[Collected data]
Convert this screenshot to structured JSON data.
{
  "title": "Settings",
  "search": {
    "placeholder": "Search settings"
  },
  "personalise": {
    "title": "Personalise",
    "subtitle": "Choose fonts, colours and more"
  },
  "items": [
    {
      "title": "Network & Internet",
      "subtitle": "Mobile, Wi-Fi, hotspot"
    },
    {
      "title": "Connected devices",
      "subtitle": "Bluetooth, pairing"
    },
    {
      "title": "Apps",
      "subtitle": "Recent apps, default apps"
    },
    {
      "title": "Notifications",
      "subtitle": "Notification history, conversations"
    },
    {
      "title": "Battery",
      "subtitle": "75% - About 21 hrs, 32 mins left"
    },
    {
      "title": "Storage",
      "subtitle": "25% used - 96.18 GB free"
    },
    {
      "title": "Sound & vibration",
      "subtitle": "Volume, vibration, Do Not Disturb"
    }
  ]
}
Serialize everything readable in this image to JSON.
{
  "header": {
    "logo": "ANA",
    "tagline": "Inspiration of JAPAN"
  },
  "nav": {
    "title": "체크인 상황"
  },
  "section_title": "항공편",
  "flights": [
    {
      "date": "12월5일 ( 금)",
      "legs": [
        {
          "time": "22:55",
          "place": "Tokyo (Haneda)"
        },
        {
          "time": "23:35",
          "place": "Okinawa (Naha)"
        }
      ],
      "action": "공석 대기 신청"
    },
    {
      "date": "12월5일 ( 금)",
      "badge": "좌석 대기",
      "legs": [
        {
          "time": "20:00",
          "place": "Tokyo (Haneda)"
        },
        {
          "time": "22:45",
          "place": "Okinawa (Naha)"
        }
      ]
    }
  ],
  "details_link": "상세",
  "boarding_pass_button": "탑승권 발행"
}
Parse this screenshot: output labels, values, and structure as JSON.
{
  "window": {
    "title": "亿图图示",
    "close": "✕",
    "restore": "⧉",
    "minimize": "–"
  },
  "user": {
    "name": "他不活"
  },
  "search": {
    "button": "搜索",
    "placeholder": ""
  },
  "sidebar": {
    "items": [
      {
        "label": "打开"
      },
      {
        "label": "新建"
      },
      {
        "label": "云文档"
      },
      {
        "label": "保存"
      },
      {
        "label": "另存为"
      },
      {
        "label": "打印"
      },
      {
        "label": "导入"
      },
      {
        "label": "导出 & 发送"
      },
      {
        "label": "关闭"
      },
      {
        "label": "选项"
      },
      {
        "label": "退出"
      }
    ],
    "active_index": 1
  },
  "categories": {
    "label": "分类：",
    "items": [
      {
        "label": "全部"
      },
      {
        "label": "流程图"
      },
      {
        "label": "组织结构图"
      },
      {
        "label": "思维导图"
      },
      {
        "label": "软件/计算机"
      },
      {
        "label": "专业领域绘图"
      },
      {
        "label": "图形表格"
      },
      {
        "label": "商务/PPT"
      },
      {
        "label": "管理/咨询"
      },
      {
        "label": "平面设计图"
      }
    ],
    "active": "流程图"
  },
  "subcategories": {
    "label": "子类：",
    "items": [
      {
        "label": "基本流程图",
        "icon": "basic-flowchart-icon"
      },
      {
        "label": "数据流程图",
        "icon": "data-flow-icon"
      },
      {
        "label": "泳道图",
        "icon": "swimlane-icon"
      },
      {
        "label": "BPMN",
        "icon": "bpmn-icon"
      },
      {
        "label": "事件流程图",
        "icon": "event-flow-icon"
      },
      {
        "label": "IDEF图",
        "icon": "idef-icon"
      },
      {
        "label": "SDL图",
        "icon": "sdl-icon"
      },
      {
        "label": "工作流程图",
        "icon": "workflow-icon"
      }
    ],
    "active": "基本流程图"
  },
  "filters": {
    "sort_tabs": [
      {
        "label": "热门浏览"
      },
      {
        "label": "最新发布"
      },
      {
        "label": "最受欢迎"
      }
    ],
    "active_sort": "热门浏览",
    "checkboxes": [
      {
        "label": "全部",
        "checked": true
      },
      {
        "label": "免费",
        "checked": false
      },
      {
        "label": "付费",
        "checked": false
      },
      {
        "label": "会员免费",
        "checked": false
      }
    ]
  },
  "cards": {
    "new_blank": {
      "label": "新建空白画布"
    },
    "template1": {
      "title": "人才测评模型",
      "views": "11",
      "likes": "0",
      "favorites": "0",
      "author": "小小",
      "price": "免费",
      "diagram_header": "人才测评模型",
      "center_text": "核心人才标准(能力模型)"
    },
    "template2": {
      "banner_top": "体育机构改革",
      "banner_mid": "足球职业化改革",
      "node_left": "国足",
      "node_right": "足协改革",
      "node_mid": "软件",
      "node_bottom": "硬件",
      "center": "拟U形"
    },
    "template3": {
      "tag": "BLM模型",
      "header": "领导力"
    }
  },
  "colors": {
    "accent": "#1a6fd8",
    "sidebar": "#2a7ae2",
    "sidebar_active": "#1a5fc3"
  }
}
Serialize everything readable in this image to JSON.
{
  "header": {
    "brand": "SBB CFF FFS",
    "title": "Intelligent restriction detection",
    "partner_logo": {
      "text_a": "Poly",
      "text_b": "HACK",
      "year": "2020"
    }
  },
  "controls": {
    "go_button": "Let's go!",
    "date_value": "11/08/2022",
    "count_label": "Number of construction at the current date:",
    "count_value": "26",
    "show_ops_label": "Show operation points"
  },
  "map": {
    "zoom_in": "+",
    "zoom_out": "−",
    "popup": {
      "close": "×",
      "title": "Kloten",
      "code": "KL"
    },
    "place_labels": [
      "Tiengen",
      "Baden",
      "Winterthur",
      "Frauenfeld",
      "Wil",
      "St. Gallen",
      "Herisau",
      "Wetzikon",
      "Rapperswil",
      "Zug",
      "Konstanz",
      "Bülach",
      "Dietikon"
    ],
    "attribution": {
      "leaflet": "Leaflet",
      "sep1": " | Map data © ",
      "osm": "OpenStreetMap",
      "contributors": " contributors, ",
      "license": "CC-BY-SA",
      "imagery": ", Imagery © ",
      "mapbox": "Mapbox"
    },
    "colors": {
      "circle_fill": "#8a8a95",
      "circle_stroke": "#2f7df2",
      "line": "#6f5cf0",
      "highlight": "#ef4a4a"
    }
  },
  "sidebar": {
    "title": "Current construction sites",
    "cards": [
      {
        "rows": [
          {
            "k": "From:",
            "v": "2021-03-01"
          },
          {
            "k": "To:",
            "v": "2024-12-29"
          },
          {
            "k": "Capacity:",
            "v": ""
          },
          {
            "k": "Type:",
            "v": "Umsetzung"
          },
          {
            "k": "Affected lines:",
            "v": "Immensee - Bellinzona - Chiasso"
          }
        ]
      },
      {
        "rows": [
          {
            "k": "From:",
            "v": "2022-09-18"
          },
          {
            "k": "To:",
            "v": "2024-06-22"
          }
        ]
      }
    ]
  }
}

-- What is being asked --
Determine how many lines in the data above contain the string "vibration". Give nothing except the number.

-- Answer to this problem --
2